━━━ STORED RECORDS
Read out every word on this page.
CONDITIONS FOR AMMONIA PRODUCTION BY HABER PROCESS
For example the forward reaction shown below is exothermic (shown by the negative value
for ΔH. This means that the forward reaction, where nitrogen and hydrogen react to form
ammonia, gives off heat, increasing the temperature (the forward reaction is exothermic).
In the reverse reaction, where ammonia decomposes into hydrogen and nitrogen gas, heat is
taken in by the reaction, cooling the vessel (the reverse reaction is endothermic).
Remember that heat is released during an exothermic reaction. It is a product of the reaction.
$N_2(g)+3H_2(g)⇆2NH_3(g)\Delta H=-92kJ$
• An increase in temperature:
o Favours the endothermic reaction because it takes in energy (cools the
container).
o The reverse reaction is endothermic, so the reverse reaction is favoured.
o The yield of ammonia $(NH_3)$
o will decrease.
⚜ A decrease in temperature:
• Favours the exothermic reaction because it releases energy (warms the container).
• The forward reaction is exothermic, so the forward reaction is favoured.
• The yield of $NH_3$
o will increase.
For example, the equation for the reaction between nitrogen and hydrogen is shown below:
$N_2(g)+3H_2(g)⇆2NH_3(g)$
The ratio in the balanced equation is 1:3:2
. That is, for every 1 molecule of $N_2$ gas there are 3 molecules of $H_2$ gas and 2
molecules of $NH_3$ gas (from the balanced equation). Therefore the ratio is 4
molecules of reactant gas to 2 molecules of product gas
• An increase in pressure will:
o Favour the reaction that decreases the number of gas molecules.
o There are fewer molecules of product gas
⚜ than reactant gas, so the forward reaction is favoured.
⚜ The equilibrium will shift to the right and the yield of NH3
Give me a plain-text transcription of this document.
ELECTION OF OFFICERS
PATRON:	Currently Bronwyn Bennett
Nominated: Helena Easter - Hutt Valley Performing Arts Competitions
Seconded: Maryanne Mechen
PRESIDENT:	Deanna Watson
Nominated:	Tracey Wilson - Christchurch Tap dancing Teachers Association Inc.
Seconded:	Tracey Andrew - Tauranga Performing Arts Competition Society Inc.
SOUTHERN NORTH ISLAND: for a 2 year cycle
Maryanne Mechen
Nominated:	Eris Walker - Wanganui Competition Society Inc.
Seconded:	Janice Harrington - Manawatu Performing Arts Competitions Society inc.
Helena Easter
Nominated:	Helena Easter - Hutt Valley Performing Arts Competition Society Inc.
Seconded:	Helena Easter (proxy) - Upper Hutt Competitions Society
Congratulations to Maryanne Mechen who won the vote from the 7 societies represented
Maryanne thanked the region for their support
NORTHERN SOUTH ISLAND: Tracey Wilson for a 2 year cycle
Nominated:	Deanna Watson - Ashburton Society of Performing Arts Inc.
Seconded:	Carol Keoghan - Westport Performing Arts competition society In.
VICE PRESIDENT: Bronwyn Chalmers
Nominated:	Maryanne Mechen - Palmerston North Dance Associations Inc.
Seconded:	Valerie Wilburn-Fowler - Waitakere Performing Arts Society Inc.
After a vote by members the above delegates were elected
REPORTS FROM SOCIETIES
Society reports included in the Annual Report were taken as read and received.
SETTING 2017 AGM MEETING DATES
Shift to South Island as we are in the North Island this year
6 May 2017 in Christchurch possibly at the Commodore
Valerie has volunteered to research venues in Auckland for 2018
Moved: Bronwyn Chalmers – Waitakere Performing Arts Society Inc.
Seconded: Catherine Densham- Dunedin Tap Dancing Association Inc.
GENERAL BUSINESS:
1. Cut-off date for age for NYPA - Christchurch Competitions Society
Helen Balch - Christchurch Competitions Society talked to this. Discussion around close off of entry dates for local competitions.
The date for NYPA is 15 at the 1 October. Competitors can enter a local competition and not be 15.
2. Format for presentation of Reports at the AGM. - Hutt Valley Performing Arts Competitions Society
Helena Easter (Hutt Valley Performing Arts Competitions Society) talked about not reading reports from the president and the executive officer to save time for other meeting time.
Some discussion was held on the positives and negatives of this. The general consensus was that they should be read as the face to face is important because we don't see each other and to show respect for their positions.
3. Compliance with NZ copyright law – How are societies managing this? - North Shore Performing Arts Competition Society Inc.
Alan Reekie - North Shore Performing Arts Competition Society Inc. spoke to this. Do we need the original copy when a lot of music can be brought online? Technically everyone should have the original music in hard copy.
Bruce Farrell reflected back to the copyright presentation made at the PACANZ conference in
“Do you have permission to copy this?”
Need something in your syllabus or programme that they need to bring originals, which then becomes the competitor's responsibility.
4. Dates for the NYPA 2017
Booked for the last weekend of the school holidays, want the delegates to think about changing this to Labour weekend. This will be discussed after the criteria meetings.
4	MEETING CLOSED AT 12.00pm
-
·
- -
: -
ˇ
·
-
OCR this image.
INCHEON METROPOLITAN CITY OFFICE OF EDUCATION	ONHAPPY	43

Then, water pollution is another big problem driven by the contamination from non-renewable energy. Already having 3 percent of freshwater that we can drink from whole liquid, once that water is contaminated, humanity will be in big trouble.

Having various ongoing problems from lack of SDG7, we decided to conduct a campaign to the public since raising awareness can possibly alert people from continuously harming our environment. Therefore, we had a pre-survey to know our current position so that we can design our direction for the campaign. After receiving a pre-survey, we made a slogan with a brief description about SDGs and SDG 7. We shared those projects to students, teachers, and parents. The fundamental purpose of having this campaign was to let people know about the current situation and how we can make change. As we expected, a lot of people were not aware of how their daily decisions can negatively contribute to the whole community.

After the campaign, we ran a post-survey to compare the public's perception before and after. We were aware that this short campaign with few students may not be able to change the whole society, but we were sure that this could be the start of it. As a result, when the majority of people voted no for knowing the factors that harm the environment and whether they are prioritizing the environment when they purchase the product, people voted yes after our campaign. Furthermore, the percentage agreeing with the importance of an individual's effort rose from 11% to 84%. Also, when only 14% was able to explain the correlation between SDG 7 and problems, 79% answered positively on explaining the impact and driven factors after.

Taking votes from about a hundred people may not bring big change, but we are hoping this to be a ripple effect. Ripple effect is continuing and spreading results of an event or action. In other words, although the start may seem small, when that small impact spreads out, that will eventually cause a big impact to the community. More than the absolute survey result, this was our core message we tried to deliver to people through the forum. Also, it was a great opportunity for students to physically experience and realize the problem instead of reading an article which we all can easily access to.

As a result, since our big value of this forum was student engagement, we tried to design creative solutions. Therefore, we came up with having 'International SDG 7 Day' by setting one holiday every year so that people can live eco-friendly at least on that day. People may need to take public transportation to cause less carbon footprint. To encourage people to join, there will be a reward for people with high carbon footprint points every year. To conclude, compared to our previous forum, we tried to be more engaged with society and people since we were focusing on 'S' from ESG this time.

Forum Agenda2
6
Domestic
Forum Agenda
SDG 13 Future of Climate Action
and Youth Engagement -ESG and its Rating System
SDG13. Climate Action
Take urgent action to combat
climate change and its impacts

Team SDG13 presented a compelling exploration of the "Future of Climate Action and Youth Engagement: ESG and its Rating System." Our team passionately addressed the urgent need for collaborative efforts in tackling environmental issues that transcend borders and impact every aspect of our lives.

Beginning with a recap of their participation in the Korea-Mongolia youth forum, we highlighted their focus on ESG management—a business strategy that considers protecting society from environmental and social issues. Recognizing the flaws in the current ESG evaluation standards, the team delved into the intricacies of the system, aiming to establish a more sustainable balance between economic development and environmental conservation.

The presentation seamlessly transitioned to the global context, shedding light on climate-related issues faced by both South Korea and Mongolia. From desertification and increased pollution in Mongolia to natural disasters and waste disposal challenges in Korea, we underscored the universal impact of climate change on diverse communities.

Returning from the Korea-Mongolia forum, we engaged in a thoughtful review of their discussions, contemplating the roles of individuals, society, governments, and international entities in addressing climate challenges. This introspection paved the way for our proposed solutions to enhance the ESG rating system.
━━━━━━
■ **SHORT PROBLEM**
Retype the entries one by one, exactly.

■ **WRITTEN SOLUTION**
Read out every word on this page.
CONDITIONS FOR AMMONIA PRODUCTION BY HABER PROCESS
For example the forward reaction shown below is exothermic (shown by the negative value
for ΔH. This means that the forward reaction, where nitrogen and hydrogen react to form
ammonia, gives off heat, increasing the temperature (the forward reaction is exothermic).
In the reverse reaction, where ammonia decomposes into hydrogen and nitrogen gas, heat is
taken in by the reaction, cooling the vessel (the reverse reaction is endothermic).
Remember that heat is released during an exothermic reaction. It is a product of the reaction.
$N_2(g)+3H_2(g)⇆2NH_3(g)\Delta H=-92kJ$
• An increase in temperature:
o Favours the endothermic reaction because it takes in energy (cools the
container).
o The reverse reaction is endothermic, so the reverse reaction is favoured.
o The yield of ammonia $(NH_3)$
o will decrease.
⚜ A decrease in temperature:
• Favours the exothermic reaction because it releases energy (warms the container).
• The forward reaction is exothermic, so the forward reaction is favoured.
• The yield of $NH_3$
o will increase.
For example, the equation for the reaction between nitrogen and hydrogen is shown below:
$N_2(g)+3H_2(g)⇆2NH_3(g)$
The ratio in the balanced equation is 1:3:2
. That is, for every 1 molecule of $N_2$ gas there are 3 molecules of $H_2$ gas and 2
molecules of $NH_3$ gas (from the balanced equation). Therefore the ratio is 4
molecules of reactant gas to 2 molecules of product gas
• An increase in pressure will:
o Favour the reaction that decreases the number of gas molecules.
o There are fewer molecules of product gas
⚜ than reactant gas, so the forward reaction is favoured.
⚜ The equilibrium will shift to the right and the yield of NH3
Give me a plain-text transcription of this document.
ELECTION OF OFFICERS
PATRON:	Currently Bronwyn Bennett
Nominated: Helena Easter - Hutt Valley Performing Arts Competitions
Seconded: Maryanne Mechen
PRESIDENT:	Deanna Watson
Nominated:	Tracey Wilson - Christchurch Tap dancing Teachers Association Inc.
Seconded:	Tracey Andrew - Tauranga Performing Arts Competition Society Inc.
SOUTHERN NORTH ISLAND: for a 2 year cycle
Maryanne Mechen
Nominated:	Eris Walker - Wanganui Competition Society Inc.
Seconded:	Janice Harrington - Manawatu Performing Arts Competitions Society inc.
Helena Easter
Nominated:	Helena Easter - Hutt Valley Performing Arts Competition Society Inc.
Seconded:	Helena Easter (proxy) - Upper Hutt Competitions Society
Congratulations to Maryanne Mechen who won the vote from the 7 societies represented
Maryanne thanked the region for their support
NORTHERN SOUTH ISLAND: Tracey Wilson for a 2 year cycle
Nominated:	Deanna Watson - Ashburton Society of Performing Arts Inc.
Seconded:	Carol Keoghan - Westport Performing Arts competition society In.
VICE PRESIDENT: Bronwyn Chalmers
Nominated:	Maryanne Mechen - Palmerston North Dance Associations Inc.
Seconded:	Valerie Wilburn-Fowler - Waitakere Performing Arts Society Inc.
After a vote by members the above delegates were elected
REPORTS FROM SOCIETIES
Society reports included in the Annual Report were taken as read and received.
SETTING 2017 AGM MEETING DATES
Shift to South Island as we are in the North Island this year
6 May 2017 in Christchurch possibly at the Commodore
Valerie has volunteered to research venues in Auckland for 2018
Moved: Bronwyn Chalmers – Waitakere Performing Arts Society Inc.
Seconded: Catherine Densham- Dunedin Tap Dancing Association Inc.
GENERAL BUSINESS:
1. Cut-off date for age for NYPA - Christchurch Competitions Society
Helen Balch - Christchurch Competitions Society talked to this. Discussion around close off of entry dates for local competitions.
The date for NYPA is 15 at the 1 October. Competitors can enter a local competition and not be 15.
2. Format for presentation of Reports at the AGM. - Hutt Valley Performing Arts Competitions Society
Helena Easter (Hutt Valley Performing Arts Competitions Society) talked about not reading reports from the president and the executive officer to save time for other meeting time.
Some discussion was held on the positives and negatives of this. The general consensus was that they should be read as the face to face is important because we don't see each other and to show respect for their positions.
3. Compliance with NZ copyright law – How are societies managing this? - North Shore Performing Arts Competition Society Inc.
Alan Reekie - North Shore Performing Arts Competition Society Inc. spoke to this. Do we need the original copy when a lot of music can be brought online? Technically everyone should have the original music in hard copy.
Bruce Farrell reflected back to the copyright presentation made at the PACANZ conference in
“Do you have permission to copy this?”
Need something in your syllabus or programme that they need to bring originals, which then becomes the competitor's responsibility.
4. Dates for the NYPA 2017
Booked for the last weekend of the school holidays, want the delegates to think about changing this to Labour weekend. This will be discussed after the criteria meetings.
4	MEETING CLOSED AT 12.00pm
-
·
- -
: -
ˇ
·
-
OCR this image.
INCHEON METROPOLITAN CITY OFFICE OF EDUCATION	ONHAPPY	43

Then, water pollution is another big problem driven by the contamination from non-renewable energy. Already having 3 percent of freshwater that we can drink from whole liquid, once that water is contaminated, humanity will be in big trouble.

Having various ongoing problems from lack of SDG7, we decided to conduct a campaign to the public since raising awareness can possibly alert people from continuously harming our environment. Therefore, we had a pre-survey to know our current position so that we can design our direction for the campaign. After receiving a pre-survey, we made a slogan with a brief description about SDGs and SDG 7. We shared those projects to students, teachers, and parents. The fundamental purpose of having this campaign was to let people know about the current situation and how we can make change. As we expected, a lot of people were not aware of how their daily decisions can negatively contribute to the whole community.

After the campaign, we ran a post-survey to compare the public's perception before and after. We were aware that this short campaign with few students may not be able to change the whole society, but we were sure that this could be the start of it. As a result, when the majority of people voted no for knowing the factors that harm the environment and whether they are prioritizing the environment when they purchase the product, people voted yes after our campaign. Furthermore, the percentage agreeing with the importance of an individual's effort rose from 11% to 84%. Also, when only 14% was able to explain the correlation between SDG 7 and problems, 79% answered positively on explaining the impact and driven factors after.

Taking votes from about a hundred people may not bring big change, but we are hoping this to be a ripple effect. Ripple effect is continuing and spreading results of an event or action. In other words, although the start may seem small, when that small impact spreads out, that will eventually cause a big impact to the community. More than the absolute survey result, this was our core message we tried to deliver to people through the forum. Also, it was a great opportunity for students to physically experience and realize the problem instead of reading an article which we all can easily access to.

As a result, since our big value of this forum was student engagement, we tried to design creative solutions. Therefore, we came up with having 'International SDG 7 Day' by setting one holiday every year so that people can live eco-friendly at least on that day. People may need to take public transportation to cause less carbon footprint. To encourage people to join, there will be a reward for people with high carbon footprint points every year. To conclude, compared to our previous forum, we tried to be more engaged with society and people since we were focusing on 'S' from ESG this time.

Forum Agenda2
6
Domestic
Forum Agenda
SDG 13 Future of Climate Action
and Youth Engagement -ESG and its Rating System
SDG13. Climate Action
Take urgent action to combat
climate change and its impacts

Team SDG13 presented a compelling exploration of the "Future of Climate Action and Youth Engagement: ESG and its Rating System." Our team passionately addressed the urgent need for collaborative efforts in tackling environmental issues that transcend borders and impact every aspect of our lives.

Beginning with a recap of their participation in the Korea-Mongolia youth forum, we highlighted their focus on ESG management—a business strategy that considers protecting society from environmental and social issues. Recognizing the flaws in the current ESG evaluation standards, the team delved into the intricacies of the system, aiming to establish a more sustainable balance between economic development and environmental conservation.

The presentation seamlessly transitioned to the global context, shedding light on climate-related issues faced by both South Korea and Mongolia. From desertification and increased pollution in Mongolia to natural disasters and waste disposal challenges in Korea, we underscored the universal impact of climate change on diverse communities.

Returning from the Korea-Mongolia forum, we engaged in a thoughtful review of their discussions, contemplating the roles of individuals, society, governments, and international entities in addressing climate challenges. This introspection paved the way for our proposed solutions to enhance the ESG rating system.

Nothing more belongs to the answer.